═══ Records for the exercise ═══

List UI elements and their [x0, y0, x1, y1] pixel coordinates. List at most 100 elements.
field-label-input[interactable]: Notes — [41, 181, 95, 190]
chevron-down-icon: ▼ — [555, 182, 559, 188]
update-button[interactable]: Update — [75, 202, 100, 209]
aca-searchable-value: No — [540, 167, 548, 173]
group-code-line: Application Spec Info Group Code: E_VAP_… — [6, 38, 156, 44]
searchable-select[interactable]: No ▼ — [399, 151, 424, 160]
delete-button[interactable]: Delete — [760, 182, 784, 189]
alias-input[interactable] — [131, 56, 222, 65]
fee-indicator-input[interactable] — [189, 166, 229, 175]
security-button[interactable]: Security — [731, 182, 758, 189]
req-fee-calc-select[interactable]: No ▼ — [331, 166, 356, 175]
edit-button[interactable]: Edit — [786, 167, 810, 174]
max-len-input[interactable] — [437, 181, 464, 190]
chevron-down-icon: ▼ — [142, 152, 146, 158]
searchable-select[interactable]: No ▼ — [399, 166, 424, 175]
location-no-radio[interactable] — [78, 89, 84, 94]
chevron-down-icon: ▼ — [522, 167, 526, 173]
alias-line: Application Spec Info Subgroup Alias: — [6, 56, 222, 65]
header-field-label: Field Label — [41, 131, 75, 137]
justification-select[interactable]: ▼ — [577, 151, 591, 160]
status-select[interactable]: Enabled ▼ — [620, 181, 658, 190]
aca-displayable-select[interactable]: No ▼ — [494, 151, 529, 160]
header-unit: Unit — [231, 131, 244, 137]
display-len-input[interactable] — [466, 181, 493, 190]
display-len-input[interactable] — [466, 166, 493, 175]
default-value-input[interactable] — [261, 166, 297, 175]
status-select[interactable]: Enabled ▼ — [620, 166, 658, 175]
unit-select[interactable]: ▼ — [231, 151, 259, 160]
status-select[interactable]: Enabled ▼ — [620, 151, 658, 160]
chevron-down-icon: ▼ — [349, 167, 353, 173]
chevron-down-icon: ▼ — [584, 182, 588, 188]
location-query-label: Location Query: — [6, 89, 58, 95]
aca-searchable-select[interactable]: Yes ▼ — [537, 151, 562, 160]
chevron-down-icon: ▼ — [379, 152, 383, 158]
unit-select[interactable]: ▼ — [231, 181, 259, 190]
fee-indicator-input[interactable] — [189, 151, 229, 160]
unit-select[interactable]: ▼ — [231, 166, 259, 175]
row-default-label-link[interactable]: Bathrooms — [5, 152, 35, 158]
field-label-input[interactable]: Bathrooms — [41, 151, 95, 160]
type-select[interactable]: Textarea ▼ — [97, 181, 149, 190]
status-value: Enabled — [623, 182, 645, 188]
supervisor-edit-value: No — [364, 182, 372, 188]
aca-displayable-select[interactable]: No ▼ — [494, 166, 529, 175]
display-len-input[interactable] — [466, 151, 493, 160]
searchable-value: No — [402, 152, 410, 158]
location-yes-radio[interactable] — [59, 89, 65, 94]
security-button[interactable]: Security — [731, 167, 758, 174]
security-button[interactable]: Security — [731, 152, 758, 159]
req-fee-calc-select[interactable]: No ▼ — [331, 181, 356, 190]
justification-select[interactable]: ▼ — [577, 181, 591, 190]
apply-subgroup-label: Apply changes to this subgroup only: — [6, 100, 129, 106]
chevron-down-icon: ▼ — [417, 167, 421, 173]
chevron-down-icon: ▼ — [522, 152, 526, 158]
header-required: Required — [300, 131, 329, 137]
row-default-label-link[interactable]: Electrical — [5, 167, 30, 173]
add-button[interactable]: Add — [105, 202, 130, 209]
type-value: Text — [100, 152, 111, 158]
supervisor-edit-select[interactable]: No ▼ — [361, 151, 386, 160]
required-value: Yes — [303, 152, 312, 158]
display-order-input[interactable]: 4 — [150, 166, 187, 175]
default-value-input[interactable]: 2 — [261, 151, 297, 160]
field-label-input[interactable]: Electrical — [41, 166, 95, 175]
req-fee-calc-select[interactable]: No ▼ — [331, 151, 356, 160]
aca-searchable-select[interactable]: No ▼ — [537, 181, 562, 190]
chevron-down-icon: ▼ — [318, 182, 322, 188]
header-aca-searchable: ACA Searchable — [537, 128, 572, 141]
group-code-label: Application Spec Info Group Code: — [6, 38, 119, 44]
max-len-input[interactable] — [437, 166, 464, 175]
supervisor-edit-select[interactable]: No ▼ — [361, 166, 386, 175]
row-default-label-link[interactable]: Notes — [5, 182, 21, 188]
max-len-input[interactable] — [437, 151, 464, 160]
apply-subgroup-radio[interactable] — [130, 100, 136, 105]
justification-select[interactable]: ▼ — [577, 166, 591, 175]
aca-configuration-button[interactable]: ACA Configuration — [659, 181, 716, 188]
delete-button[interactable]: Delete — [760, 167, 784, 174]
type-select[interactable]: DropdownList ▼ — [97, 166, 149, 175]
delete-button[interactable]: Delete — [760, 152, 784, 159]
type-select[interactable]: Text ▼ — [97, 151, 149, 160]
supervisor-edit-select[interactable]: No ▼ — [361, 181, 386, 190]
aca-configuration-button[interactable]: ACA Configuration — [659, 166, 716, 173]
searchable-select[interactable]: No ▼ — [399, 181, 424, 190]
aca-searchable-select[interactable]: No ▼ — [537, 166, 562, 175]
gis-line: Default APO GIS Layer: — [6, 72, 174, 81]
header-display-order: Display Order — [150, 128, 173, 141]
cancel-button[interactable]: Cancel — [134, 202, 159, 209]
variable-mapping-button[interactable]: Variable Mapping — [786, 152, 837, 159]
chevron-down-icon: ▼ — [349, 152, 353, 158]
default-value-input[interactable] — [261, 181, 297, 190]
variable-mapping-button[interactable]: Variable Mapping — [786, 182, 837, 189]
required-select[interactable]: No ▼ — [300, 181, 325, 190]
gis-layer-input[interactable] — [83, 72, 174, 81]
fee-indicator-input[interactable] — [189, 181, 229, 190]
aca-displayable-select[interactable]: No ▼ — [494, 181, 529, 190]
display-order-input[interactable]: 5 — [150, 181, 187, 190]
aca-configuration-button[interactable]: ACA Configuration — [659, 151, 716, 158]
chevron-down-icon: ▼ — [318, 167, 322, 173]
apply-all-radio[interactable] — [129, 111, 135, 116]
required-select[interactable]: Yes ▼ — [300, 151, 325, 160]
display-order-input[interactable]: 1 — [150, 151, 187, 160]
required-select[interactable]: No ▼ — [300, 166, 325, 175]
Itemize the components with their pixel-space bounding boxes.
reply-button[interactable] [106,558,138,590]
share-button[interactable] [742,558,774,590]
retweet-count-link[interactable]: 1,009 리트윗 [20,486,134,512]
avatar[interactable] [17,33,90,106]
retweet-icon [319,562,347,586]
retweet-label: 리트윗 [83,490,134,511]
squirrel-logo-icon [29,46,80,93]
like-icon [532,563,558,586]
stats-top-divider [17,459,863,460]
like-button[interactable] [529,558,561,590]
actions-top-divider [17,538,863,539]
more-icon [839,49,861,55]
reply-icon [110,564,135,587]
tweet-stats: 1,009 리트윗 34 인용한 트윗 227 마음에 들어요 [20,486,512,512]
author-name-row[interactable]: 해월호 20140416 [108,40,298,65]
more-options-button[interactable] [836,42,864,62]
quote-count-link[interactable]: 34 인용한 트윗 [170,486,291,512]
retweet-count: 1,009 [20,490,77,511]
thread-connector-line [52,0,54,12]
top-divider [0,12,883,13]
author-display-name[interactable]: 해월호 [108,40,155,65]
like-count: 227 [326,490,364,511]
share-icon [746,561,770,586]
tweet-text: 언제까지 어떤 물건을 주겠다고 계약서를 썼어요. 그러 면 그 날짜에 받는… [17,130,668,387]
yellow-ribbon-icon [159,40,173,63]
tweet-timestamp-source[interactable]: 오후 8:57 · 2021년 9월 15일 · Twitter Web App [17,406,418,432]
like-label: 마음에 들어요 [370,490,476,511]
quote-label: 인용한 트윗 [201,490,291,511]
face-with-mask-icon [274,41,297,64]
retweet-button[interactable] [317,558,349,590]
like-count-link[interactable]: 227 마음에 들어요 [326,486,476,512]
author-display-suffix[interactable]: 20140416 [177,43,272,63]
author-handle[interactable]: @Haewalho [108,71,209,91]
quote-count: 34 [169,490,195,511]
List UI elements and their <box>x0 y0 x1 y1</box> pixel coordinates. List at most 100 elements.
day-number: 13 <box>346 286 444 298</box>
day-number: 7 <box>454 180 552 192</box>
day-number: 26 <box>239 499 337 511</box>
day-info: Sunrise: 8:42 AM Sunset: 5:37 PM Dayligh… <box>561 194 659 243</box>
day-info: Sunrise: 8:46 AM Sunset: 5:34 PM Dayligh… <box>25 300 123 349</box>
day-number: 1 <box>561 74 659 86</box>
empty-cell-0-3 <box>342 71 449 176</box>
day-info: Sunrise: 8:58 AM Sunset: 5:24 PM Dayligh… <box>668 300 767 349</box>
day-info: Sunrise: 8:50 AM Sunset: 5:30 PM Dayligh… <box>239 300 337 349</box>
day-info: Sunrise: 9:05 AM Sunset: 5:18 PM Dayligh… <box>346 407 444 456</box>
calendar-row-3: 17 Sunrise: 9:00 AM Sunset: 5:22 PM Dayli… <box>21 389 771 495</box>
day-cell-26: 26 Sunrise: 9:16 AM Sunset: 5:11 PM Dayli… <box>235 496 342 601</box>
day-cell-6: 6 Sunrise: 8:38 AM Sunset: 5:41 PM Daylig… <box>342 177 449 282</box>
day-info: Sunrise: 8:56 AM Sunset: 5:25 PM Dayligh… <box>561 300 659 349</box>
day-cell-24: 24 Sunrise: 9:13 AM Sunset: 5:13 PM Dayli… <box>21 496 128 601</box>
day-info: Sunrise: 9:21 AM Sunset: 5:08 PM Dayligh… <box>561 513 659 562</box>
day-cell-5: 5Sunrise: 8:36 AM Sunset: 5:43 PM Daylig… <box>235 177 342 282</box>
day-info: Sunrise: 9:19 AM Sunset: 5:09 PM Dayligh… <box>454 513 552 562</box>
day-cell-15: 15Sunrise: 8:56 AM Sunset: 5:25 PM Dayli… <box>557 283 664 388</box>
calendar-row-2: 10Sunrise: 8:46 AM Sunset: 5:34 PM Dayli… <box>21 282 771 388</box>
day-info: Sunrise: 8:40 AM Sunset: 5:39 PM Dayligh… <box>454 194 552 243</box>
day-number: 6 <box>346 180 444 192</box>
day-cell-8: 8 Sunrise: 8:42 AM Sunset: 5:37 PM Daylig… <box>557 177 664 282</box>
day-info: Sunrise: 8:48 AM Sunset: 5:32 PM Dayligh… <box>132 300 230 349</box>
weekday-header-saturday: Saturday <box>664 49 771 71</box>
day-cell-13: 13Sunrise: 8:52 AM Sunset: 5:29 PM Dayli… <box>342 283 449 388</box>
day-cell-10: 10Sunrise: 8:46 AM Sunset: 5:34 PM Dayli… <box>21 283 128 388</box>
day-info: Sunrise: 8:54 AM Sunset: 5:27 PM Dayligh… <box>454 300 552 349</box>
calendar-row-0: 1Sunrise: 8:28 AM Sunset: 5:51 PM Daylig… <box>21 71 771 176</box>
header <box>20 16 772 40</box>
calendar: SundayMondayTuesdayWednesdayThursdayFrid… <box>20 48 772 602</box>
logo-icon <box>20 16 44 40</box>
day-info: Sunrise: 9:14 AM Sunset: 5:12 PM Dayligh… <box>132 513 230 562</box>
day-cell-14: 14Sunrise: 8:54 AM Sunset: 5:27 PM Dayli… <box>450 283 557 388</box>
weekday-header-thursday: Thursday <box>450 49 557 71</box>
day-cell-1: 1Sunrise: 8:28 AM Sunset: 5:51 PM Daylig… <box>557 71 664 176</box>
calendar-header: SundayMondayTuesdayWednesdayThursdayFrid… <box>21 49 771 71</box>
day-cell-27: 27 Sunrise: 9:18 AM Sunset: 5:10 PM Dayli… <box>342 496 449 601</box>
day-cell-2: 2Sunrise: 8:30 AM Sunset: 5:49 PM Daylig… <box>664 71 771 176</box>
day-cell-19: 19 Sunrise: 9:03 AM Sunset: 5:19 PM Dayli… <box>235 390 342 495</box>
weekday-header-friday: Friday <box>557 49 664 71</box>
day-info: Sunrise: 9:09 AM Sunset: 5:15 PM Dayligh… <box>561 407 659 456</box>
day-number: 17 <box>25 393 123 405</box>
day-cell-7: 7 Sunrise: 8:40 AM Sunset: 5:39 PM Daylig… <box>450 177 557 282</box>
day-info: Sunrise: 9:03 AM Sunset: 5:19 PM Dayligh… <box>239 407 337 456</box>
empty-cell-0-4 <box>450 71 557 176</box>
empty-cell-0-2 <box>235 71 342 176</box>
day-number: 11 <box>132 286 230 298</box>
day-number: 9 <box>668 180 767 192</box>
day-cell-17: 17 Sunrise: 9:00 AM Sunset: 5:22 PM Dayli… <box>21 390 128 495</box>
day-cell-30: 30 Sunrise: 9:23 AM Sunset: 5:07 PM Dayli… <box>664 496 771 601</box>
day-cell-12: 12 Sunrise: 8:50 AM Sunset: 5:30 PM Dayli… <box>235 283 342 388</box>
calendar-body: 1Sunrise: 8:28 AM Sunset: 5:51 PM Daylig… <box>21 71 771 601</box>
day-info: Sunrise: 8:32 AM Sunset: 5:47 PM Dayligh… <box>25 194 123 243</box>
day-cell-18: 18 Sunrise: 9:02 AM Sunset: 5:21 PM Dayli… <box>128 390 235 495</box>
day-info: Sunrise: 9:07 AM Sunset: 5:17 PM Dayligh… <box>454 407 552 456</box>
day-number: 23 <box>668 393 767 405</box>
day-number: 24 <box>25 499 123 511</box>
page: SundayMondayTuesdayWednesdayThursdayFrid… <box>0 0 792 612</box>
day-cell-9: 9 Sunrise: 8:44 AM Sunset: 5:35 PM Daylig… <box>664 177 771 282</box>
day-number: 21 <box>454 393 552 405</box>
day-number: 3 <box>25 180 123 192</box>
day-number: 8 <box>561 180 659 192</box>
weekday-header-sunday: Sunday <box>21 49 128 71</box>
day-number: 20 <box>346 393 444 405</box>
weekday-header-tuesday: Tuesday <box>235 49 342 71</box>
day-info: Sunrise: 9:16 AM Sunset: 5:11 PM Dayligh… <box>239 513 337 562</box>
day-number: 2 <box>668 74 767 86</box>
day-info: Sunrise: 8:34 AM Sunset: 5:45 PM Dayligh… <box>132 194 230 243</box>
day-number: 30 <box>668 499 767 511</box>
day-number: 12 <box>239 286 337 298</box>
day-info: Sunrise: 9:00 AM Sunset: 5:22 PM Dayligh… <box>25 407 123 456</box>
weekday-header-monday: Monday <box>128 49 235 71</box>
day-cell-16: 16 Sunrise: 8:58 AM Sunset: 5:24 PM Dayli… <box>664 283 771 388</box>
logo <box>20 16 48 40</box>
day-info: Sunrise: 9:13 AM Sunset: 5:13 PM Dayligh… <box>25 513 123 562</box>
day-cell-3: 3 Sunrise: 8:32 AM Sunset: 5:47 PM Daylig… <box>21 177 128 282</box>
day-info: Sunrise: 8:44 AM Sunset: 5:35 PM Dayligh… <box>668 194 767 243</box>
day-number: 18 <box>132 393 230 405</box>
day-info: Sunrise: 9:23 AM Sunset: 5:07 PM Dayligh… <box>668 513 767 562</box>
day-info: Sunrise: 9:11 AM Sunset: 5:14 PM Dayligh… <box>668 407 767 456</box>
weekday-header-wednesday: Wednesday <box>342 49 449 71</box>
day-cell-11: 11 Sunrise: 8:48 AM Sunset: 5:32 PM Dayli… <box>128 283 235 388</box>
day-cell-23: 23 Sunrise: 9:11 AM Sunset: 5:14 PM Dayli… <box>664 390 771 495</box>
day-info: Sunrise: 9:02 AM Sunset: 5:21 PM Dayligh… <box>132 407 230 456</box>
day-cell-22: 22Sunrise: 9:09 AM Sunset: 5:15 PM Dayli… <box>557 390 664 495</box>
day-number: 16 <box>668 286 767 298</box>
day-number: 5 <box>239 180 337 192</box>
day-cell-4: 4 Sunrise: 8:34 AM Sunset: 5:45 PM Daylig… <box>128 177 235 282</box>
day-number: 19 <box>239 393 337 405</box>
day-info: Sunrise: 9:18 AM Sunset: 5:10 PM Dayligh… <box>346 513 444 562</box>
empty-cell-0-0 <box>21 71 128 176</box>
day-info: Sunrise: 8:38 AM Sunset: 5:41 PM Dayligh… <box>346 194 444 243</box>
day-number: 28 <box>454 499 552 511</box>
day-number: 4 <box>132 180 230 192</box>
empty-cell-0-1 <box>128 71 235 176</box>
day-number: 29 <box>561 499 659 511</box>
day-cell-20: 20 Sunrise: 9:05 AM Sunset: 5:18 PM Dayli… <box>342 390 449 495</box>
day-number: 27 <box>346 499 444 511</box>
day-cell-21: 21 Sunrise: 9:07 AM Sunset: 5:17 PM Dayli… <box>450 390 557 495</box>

═══

◆ What you need to do:
Copy out everything from the start of the records down to the line that contains "status-select[interactable]: Enabled ▼ — [620, 181, 658, 190]", including both ends.

◆ Answer to this problem:
List UI elements and their [x0, y0, x1, y1] pixel coordinates. List at most 100 elements.
field-label-input[interactable]: Notes — [41, 181, 95, 190]
chevron-down-icon: ▼ — [555, 182, 559, 188]
update-button[interactable]: Update — [75, 202, 100, 209]
aca-searchable-value: No — [540, 167, 548, 173]
group-code-line: Application Spec Info Group Code: E_VAP_… — [6, 38, 156, 44]
searchable-select[interactable]: No ▼ — [399, 151, 424, 160]
delete-button[interactable]: Delete — [760, 182, 784, 189]
alias-input[interactable] — [131, 56, 222, 65]
fee-indicator-input[interactable] — [189, 166, 229, 175]
security-button[interactable]: Security — [731, 182, 758, 189]
req-fee-calc-select[interactable]: No ▼ — [331, 166, 356, 175]
edit-button[interactable]: Edit — [786, 167, 810, 174]
max-len-input[interactable] — [437, 181, 464, 190]
chevron-down-icon: ▼ — [142, 152, 146, 158]
searchable-select[interactable]: No ▼ — [399, 166, 424, 175]
location-no-radio[interactable] — [78, 89, 84, 94]
chevron-down-icon: ▼ — [522, 167, 526, 173]
alias-line: Application Spec Info Subgroup Alias: — [6, 56, 222, 65]
header-field-label: Field Label — [41, 131, 75, 137]
justification-select[interactable]: ▼ — [577, 151, 591, 160]
status-select[interactable]: Enabled ▼ — [620, 181, 658, 190]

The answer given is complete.